- **Task instructions**
In the passage below on TV pilot season, why should someone calling a production company avoid a long chat with the assistant? Answer in one to three sentences.

- **Supplied passage**
——————————

March through early June is when the production companies are listening to pitches and it is June through September when they are in turn pitching those ideas to the networks. The networks deliberate over September and October and then give the go ahead to write pilots scripts through October and November. They look over the scripts in December and then in January they go into production on the pilots for those they like. They evaluate the pilots over the spring and this gives them a couple months to deliberate before the network upfronts where they tell the advertising world what will be in the fall schedule.
And then the cycle starts over again.
He didn’t talk about it but the pilot season is starting to diffuse out through the year with a spring or summer start for some shows in addition to the traditional fall and mid-season starts. I think that this will cause the whole thing to spread out over the year so that shows are pitched, piloted and picked up at any time throughout the year. But that’s just me so take it with a block of salt.
He feels that just up and calling the production companies isn’t a problem. Call and talk to the assistant – but keep in mind that they are usually very busy people and so don’t try and have a long chat with them. Courteously ask the question and then politely thank them for the answer you get.
My take is that you focus your question and be specific – “What is Mr. Producer looking for right now?” “Does she have a Sky Marshal drama in development?.. Would she be interested in one I’ve been developing?” Don’t bombard them with questions – sweet and short are the watchwords.

——————————

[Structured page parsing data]

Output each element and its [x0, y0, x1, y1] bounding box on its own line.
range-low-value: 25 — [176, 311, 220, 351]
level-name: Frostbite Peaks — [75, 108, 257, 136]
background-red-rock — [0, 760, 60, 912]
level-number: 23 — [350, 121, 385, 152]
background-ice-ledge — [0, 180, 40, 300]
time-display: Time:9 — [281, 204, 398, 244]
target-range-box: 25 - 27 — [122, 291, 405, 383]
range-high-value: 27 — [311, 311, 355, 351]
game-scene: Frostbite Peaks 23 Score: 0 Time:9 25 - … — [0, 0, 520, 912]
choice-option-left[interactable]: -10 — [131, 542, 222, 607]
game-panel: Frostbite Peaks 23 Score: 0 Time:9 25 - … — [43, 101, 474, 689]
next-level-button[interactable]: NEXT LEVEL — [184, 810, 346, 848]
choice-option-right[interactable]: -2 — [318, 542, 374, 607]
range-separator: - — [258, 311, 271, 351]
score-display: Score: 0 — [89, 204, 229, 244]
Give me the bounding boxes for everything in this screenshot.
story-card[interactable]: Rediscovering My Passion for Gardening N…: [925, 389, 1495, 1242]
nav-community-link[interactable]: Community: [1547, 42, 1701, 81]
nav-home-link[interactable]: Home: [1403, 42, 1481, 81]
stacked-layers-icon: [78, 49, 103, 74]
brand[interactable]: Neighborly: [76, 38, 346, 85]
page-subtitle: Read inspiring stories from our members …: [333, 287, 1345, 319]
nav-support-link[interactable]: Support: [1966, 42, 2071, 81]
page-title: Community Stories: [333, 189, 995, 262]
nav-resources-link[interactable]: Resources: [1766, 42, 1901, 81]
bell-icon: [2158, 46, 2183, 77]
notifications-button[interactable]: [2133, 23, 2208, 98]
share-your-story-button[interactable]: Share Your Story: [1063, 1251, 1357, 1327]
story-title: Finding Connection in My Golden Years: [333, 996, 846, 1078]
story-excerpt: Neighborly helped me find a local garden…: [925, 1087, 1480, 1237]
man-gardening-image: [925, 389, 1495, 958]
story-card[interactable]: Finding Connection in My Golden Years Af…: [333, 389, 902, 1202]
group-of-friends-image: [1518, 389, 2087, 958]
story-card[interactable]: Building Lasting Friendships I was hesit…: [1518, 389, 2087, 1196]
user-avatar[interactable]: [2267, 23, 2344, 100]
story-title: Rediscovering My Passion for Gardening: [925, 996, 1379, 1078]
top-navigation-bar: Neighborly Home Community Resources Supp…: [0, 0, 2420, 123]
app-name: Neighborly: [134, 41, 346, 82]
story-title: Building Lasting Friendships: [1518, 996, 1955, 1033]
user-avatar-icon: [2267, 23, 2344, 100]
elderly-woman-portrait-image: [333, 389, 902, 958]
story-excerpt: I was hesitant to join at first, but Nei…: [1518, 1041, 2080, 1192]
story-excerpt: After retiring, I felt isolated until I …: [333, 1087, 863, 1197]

——————————

- **Response below**
The assistants are usually very busy people. So the caller should courteously ask the question, politely thank them for the answer, and keep the call short.